**Provided information:**
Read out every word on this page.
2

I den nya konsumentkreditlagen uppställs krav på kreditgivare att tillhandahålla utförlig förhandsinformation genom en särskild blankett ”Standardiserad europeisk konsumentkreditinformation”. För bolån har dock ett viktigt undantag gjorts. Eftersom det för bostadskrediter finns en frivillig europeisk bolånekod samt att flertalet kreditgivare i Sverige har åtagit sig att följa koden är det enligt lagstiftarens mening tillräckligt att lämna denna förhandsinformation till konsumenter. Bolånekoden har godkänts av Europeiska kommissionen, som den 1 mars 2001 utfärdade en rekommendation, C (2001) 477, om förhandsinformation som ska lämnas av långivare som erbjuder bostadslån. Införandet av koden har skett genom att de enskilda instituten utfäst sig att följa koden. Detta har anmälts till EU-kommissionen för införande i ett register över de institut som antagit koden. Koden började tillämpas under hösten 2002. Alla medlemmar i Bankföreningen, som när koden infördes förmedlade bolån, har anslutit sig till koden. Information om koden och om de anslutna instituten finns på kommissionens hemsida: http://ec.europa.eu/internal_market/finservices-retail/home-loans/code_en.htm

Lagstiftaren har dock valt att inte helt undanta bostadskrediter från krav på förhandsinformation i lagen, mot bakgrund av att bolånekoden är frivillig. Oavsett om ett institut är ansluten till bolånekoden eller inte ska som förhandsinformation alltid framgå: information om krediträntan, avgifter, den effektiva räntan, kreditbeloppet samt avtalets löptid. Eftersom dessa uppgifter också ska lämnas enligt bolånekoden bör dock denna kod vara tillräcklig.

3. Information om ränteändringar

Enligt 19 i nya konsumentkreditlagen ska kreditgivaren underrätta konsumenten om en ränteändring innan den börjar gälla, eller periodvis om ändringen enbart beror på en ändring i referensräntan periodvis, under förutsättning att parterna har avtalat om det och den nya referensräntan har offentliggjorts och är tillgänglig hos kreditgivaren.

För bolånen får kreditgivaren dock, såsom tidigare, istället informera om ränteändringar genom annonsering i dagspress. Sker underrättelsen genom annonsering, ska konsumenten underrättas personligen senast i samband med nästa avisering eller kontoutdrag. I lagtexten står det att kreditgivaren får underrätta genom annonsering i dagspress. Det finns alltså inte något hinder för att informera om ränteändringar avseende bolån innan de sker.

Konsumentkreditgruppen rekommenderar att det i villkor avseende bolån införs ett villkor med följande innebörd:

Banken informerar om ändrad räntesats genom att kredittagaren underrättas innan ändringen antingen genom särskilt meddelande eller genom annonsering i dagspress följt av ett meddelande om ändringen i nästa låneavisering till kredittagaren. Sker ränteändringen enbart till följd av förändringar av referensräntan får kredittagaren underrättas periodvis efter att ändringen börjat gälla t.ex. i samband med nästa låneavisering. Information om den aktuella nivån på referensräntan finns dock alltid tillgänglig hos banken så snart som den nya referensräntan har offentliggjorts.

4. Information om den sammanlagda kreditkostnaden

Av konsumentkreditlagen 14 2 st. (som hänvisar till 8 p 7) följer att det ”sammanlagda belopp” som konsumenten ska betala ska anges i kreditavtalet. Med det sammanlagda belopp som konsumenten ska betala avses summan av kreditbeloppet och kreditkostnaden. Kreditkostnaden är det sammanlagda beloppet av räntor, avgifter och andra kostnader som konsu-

**Exercise:** All lines with the word "sammanlagda" must be located in the data and copied.

**Response to the exercise:**
4. Information om den sammanlagda kreditkostnaden
Av konsumentkreditlagen 14 2 st. (som hänvisar till 8 p 7) följer att det ”sammanlagda belopp” som konsumenten ska betala ska anges i kreditavtalet. Med det sammanlagda belopp som konsumenten ska betala avses summan av kreditbeloppet och kreditkostnaden. Kreditkostnaden är det sammanlagda beloppet av räntor, avgifter och andra kostnader som konsu-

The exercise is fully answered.